Aim of the exercise. Spot each line in the records below where the word "厦门市淇悠影视文化工作室" occurs, then copy it.

Data entries.
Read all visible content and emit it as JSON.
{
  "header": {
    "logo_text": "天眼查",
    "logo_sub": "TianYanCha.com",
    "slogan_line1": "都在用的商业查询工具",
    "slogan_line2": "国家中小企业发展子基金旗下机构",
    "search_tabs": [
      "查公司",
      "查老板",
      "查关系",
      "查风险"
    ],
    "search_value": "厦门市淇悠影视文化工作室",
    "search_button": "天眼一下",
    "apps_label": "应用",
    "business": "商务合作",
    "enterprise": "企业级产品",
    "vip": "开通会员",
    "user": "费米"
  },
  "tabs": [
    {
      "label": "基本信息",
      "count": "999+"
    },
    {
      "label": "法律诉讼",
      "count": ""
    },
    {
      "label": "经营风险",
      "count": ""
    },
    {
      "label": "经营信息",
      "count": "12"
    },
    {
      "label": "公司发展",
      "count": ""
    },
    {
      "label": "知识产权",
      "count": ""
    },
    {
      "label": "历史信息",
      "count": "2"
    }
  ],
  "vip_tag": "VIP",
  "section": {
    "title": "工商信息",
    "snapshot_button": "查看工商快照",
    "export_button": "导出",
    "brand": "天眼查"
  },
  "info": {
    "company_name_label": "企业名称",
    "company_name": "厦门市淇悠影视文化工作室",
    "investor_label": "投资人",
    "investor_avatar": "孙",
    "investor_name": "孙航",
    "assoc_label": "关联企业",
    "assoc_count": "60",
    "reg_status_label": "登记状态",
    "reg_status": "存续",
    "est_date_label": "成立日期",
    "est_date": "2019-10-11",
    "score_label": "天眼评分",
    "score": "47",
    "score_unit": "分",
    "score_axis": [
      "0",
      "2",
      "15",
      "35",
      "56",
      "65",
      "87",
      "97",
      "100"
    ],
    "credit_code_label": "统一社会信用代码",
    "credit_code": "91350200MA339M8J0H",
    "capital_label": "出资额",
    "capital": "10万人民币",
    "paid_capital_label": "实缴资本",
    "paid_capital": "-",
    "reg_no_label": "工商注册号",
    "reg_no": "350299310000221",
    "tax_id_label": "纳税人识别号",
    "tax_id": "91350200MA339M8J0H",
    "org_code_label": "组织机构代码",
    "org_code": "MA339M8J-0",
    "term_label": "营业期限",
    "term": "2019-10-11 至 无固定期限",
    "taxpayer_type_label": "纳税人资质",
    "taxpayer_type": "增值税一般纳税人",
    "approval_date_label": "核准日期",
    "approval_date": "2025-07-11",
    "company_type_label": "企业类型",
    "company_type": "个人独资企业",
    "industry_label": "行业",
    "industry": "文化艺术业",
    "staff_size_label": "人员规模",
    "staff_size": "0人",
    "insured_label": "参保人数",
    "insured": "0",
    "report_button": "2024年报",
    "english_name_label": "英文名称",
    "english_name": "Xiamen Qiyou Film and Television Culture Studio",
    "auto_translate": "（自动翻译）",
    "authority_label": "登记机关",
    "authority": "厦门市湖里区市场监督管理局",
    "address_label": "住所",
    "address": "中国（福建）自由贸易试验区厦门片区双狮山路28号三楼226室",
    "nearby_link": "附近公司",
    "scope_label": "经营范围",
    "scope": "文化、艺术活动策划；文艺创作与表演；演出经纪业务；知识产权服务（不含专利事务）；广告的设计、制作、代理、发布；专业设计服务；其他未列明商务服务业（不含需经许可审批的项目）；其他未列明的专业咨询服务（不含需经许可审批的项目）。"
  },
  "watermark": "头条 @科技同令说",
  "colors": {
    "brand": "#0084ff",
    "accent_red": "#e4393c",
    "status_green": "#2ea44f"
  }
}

Worked solution.
    "search_value": "厦门市淇悠影视文化工作室",
    "company_name": "厦门市淇悠影视文化工作室",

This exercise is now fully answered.